__Dataset entries__
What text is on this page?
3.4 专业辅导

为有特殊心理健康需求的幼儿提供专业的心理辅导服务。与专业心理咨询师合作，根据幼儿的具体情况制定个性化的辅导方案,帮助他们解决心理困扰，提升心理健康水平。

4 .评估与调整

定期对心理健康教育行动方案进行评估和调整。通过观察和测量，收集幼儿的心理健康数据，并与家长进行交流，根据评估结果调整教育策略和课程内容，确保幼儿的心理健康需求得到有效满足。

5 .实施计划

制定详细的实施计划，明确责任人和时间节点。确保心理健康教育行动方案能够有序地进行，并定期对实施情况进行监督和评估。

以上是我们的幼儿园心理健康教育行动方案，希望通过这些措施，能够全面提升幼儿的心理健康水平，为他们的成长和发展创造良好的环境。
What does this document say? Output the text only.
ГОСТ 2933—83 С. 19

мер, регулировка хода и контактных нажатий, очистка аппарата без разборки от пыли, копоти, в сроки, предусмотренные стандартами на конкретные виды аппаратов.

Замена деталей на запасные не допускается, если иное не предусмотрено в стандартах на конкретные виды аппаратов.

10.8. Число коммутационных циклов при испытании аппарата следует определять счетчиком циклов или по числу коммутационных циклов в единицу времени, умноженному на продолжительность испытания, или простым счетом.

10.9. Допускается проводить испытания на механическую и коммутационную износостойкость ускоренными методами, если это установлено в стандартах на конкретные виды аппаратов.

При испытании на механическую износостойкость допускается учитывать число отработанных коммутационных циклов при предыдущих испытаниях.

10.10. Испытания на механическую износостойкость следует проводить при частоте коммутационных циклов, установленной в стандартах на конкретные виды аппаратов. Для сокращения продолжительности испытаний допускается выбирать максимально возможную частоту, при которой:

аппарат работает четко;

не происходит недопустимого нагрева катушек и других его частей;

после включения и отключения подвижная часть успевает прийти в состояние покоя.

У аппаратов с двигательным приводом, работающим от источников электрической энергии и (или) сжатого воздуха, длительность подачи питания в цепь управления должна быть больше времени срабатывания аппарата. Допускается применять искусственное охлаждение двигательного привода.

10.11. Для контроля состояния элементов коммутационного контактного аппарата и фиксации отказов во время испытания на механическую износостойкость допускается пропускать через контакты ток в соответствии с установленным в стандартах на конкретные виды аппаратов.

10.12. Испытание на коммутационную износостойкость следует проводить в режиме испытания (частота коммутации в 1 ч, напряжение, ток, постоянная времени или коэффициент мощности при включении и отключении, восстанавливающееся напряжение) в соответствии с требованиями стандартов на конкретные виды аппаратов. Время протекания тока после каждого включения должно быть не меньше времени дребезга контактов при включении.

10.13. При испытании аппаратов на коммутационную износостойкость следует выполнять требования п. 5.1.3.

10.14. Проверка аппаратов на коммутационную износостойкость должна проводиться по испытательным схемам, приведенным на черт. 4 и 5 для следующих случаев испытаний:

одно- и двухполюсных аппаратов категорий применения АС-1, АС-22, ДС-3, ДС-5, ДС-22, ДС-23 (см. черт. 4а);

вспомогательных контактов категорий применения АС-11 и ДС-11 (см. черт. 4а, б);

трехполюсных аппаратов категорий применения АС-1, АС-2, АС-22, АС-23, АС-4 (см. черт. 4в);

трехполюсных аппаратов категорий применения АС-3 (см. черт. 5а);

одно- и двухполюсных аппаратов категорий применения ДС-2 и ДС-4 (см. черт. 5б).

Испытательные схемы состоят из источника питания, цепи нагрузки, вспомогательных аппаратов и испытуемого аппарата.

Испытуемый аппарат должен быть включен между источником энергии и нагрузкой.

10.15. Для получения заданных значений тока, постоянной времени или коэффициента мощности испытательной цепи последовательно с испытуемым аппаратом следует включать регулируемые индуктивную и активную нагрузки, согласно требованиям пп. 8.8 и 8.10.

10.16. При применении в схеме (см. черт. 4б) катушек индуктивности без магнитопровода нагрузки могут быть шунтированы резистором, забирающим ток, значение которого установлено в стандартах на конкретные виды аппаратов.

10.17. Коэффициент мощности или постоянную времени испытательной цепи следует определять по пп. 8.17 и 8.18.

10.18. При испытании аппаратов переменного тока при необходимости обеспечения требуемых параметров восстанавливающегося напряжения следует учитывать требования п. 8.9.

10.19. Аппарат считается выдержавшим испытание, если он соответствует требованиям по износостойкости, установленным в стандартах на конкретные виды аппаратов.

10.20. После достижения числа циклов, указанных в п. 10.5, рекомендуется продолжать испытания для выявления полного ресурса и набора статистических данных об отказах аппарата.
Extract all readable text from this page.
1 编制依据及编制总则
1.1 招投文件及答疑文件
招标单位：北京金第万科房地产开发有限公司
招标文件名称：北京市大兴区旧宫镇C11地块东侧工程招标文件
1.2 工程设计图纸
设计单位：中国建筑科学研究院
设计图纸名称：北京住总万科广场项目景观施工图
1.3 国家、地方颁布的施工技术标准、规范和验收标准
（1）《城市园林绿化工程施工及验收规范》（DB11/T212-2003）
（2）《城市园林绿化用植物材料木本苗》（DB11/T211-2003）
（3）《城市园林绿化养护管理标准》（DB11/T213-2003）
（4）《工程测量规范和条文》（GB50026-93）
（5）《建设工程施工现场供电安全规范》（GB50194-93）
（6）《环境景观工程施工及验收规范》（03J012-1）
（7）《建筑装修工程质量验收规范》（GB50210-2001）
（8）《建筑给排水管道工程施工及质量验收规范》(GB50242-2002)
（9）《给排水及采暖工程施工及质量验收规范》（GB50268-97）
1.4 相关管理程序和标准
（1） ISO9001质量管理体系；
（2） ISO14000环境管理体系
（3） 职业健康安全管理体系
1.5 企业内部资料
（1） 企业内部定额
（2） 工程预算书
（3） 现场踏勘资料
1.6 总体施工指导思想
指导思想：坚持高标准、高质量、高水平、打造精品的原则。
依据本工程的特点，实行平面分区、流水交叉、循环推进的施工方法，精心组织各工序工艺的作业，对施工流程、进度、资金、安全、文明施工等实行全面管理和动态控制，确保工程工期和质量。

__TO DO__
Copy out the material above in its entirety. Every detail must match.

__EXERCISE RESULT__
What text is on this page?
3.4 专业辅导

为有特殊心理健康需求的幼儿提供专业的心理辅导服务。与专业心理咨询师合作，根据幼儿的具体情况制定个性化的辅导方案,帮助他们解决心理困扰，提升心理健康水平。

4 .评估与调整

定期对心理健康教育行动方案进行评估和调整。通过观察和测量，收集幼儿的心理健康数据，并与家长进行交流，根据评估结果调整教育策略和课程内容，确保幼儿的心理健康需求得到有效满足。

5 .实施计划

制定详细的实施计划，明确责任人和时间节点。确保心理健康教育行动方案能够有序地进行，并定期对实施情况进行监督和评估。

以上是我们的幼儿园心理健康教育行动方案，希望通过这些措施，能够全面提升幼儿的心理健康水平，为他们的成长和发展创造良好的环境。
What does this document say? Output the text only.
ГОСТ 2933—83 С. 19

мер, регулировка хода и контактных нажатий, очистка аппарата без разборки от пыли, копоти, в сроки, предусмотренные стандартами на конкретные виды аппаратов.

Замена деталей на запасные не допускается, если иное не предусмотрено в стандартах на конкретные виды аппаратов.

10.8. Число коммутационных циклов при испытании аппарата следует определять счетчиком циклов или по числу коммутационных циклов в единицу времени, умноженному на продолжительность испытания, или простым счетом.

10.9. Допускается проводить испытания на механическую и коммутационную износостойкость ускоренными методами, если это установлено в стандартах на конкретные виды аппаратов.

При испытании на механическую износостойкость допускается учитывать число отработанных коммутационных циклов при предыдущих испытаниях.

10.10. Испытания на механическую износостойкость следует проводить при частоте коммутационных циклов, установленной в стандартах на конкретные виды аппаратов. Для сокращения продолжительности испытаний допускается выбирать максимально возможную частоту, при которой:

аппарат работает четко;

не происходит недопустимого нагрева катушек и других его частей;

после включения и отключения подвижная часть успевает прийти в состояние покоя.

У аппаратов с двигательным приводом, работающим от источников электрической энергии и (или) сжатого воздуха, длительность подачи питания в цепь управления должна быть больше времени срабатывания аппарата. Допускается применять искусственное охлаждение двигательного привода.

10.11. Для контроля состояния элементов коммутационного контактного аппарата и фиксации отказов во время испытания на механическую износостойкость допускается пропускать через контакты ток в соответствии с установленным в стандартах на конкретные виды аппаратов.

10.12. Испытание на коммутационную износостойкость следует проводить в режиме испытания (частота коммутации в 1 ч, напряжение, ток, постоянная времени или коэффициент мощности при включении и отключении, восстанавливающееся напряжение) в соответствии с требованиями стандартов на конкретные виды аппаратов. Время протекания тока после каждого включения должно быть не меньше времени дребезга контактов при включении.

10.13. При испытании аппаратов на коммутационную износостойкость следует выполнять требования п. 5.1.3.

10.14. Проверка аппаратов на коммутационную износостойкость должна проводиться по испытательным схемам, приведенным на черт. 4 и 5 для следующих случаев испытаний:

одно- и двухполюсных аппаратов категорий применения АС-1, АС-22, ДС-3, ДС-5, ДС-22, ДС-23 (см. черт. 4а);

вспомогательных контактов категорий применения АС-11 и ДС-11 (см. черт. 4а, б);

трехполюсных аппаратов категорий применения АС-1, АС-2, АС-22, АС-23, АС-4 (см. черт. 4в);

трехполюсных аппаратов категорий применения АС-3 (см. черт. 5а);

одно- и двухполюсных аппаратов категорий применения ДС-2 и ДС-4 (см. черт. 5б).

Испытательные схемы состоят из источника питания, цепи нагрузки, вспомогательных аппаратов и испытуемого аппарата.

Испытуемый аппарат должен быть включен между источником энергии и нагрузкой.

10.15. Для получения заданных значений тока, постоянной времени или коэффициента мощности испытательной цепи последовательно с испытуемым аппаратом следует включать регулируемые индуктивную и активную нагрузки, согласно требованиям пп. 8.8 и 8.10.

10.16. При применении в схеме (см. черт. 4б) катушек индуктивности без магнитопровода нагрузки могут быть шунтированы резистором, забирающим ток, значение которого установлено в стандартах на конкретные виды аппаратов.

10.17. Коэффициент мощности или постоянную времени испытательной цепи следует определять по пп. 8.17 и 8.18.

10.18. При испытании аппаратов переменного тока при необходимости обеспечения требуемых параметров восстанавливающегося напряжения следует учитывать требования п. 8.9.

10.19. Аппарат считается выдержавшим испытание, если он соответствует требованиям по износостойкости, установленным в стандартах на конкретные виды аппаратов.

10.20. После достижения числа циклов, указанных в п. 10.5, рекомендуется продолжать испытания для выявления полного ресурса и набора статистических данных об отказах аппарата.
Extract all readable text from this page.
1 编制依据及编制总则
1.1 招投文件及答疑文件
招标单位：北京金第万科房地产开发有限公司
招标文件名称：北京市大兴区旧宫镇C11地块东侧工程招标文件
1.2 工程设计图纸
设计单位：中国建筑科学研究院
设计图纸名称：北京住总万科广场项目景观施工图
1.3 国家、地方颁布的施工技术标准、规范和验收标准
（1）《城市园林绿化工程施工及验收规范》（DB11/T212-2003）
（2）《城市园林绿化用植物材料木本苗》（DB11/T211-2003）
（3）《城市园林绿化养护管理标准》（DB11/T213-2003）
（4）《工程测量规范和条文》（GB50026-93）
（5）《建设工程施工现场供电安全规范》（GB50194-93）
（6）《环境景观工程施工及验收规范》（03J012-1）
（7）《建筑装修工程质量验收规范》（GB50210-2001）
（8）《建筑给排水管道工程施工及质量验收规范》(GB50242-2002)
（9）《给排水及采暖工程施工及质量验收规范》（GB50268-97）
1.4 相关管理程序和标准
（1） ISO9001质量管理体系；
（2） ISO14000环境管理体系
（3） 职业健康安全管理体系
1.5 企业内部资料
（1） 企业内部定额
（2） 工程预算书
（3） 现场踏勘资料
1.6 总体施工指导思想
指导思想：坚持高标准、高质量、高水平、打造精品的原则。
依据本工程的特点，实行平面分区、流水交叉、循环推进的施工方法，精心组织各工序工艺的作业，对施工流程、进度、资金、安全、文明施工等实行全面管理和动态控制，确保工程工期和质量。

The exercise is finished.